⟨
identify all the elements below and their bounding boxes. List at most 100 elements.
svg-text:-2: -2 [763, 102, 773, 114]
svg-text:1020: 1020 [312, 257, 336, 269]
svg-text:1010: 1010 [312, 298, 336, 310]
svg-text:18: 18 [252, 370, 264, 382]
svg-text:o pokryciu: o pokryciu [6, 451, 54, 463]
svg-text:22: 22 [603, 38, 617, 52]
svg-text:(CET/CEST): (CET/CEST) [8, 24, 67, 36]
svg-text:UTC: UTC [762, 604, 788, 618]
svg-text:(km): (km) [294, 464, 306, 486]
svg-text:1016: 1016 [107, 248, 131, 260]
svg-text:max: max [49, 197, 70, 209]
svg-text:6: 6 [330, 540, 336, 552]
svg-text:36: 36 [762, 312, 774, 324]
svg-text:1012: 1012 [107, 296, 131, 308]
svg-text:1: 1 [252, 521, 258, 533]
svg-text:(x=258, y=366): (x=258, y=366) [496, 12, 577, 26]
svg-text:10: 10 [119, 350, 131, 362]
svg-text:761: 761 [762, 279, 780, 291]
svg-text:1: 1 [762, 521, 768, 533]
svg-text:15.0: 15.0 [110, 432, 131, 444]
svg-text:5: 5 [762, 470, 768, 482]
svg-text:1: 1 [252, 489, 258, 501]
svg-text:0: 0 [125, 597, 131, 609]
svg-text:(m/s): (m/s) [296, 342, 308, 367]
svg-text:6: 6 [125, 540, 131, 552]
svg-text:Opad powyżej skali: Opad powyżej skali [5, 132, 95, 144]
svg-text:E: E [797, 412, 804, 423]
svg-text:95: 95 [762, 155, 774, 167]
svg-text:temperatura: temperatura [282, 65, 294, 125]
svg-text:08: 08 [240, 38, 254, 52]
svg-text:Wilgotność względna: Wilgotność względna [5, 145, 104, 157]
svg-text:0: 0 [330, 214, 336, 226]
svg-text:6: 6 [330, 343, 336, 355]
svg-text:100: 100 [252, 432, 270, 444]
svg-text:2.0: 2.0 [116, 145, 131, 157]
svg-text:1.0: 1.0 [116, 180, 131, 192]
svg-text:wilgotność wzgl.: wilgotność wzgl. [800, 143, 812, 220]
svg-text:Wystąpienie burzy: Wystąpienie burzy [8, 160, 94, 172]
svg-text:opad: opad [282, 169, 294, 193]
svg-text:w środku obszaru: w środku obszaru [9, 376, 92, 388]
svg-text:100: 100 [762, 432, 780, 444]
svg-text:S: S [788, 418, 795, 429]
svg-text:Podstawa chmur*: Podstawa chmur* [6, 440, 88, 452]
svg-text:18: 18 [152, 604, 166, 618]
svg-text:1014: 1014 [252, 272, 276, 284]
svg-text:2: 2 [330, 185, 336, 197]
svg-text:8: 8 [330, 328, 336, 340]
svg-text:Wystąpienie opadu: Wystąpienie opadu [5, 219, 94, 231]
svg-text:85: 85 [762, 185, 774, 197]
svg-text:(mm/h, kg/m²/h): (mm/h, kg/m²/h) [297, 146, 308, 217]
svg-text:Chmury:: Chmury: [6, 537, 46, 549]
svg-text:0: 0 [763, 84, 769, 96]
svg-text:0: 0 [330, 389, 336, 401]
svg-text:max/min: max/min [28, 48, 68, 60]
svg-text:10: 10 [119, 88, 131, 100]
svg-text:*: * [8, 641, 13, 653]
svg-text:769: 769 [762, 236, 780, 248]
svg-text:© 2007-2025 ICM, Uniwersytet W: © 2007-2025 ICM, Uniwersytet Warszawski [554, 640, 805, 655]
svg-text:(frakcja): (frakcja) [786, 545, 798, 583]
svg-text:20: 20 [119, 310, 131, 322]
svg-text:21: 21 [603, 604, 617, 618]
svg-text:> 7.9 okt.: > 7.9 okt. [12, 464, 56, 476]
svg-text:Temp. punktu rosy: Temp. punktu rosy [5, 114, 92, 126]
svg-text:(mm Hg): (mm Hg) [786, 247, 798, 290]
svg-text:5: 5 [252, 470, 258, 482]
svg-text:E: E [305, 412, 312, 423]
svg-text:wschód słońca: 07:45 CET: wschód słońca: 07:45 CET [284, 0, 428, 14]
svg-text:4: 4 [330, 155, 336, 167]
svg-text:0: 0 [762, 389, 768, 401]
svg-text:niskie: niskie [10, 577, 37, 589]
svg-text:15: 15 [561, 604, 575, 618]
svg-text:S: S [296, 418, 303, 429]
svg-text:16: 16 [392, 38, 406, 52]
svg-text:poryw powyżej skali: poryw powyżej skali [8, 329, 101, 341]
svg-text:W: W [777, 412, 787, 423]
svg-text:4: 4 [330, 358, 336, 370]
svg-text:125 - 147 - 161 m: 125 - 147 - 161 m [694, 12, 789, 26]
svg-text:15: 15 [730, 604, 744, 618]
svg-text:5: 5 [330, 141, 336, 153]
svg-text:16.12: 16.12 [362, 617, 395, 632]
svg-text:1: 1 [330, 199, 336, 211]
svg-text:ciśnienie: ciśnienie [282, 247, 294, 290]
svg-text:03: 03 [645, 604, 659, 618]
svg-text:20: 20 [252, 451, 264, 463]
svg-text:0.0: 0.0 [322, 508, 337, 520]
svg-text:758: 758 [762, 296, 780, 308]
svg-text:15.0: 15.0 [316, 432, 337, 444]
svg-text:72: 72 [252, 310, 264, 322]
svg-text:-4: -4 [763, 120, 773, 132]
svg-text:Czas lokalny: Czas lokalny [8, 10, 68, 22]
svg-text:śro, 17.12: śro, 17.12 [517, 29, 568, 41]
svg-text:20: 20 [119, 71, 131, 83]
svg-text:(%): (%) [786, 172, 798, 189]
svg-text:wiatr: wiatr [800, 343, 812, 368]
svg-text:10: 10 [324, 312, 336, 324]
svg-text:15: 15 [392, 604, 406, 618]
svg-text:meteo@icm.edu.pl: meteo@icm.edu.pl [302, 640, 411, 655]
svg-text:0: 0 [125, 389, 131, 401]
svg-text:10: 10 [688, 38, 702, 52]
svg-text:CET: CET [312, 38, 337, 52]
⟩
• _WHAT IS ASKED_:
Quote the data verbatim, from its first line through the line containing "svg-text:0: 0 [125, 597, 131, 609]", with both of those lines included.

• _CORRECT OUTPUT_:
identify all the elements below and their bounding boxes. List at most 100 elements.
svg-text:-2: -2 [763, 102, 773, 114]
svg-text:1020: 1020 [312, 257, 336, 269]
svg-text:1010: 1010 [312, 298, 336, 310]
svg-text:18: 18 [252, 370, 264, 382]
svg-text:o pokryciu: o pokryciu [6, 451, 54, 463]
svg-text:22: 22 [603, 38, 617, 52]
svg-text:(CET/CEST): (CET/CEST) [8, 24, 67, 36]
svg-text:UTC: UTC [762, 604, 788, 618]
svg-text:(km): (km) [294, 464, 306, 486]
svg-text:1016: 1016 [107, 248, 131, 260]
svg-text:max: max [49, 197, 70, 209]
svg-text:6: 6 [330, 540, 336, 552]
svg-text:36: 36 [762, 312, 774, 324]
svg-text:1012: 1012 [107, 296, 131, 308]
svg-text:1: 1 [252, 521, 258, 533]
svg-text:(x=258, y=366): (x=258, y=366) [496, 12, 577, 26]
svg-text:10: 10 [119, 350, 131, 362]
svg-text:761: 761 [762, 279, 780, 291]
svg-text:1: 1 [762, 521, 768, 533]
svg-text:15.0: 15.0 [110, 432, 131, 444]
svg-text:5: 5 [762, 470, 768, 482]
svg-text:1: 1 [252, 489, 258, 501]
svg-text:0: 0 [125, 597, 131, 609]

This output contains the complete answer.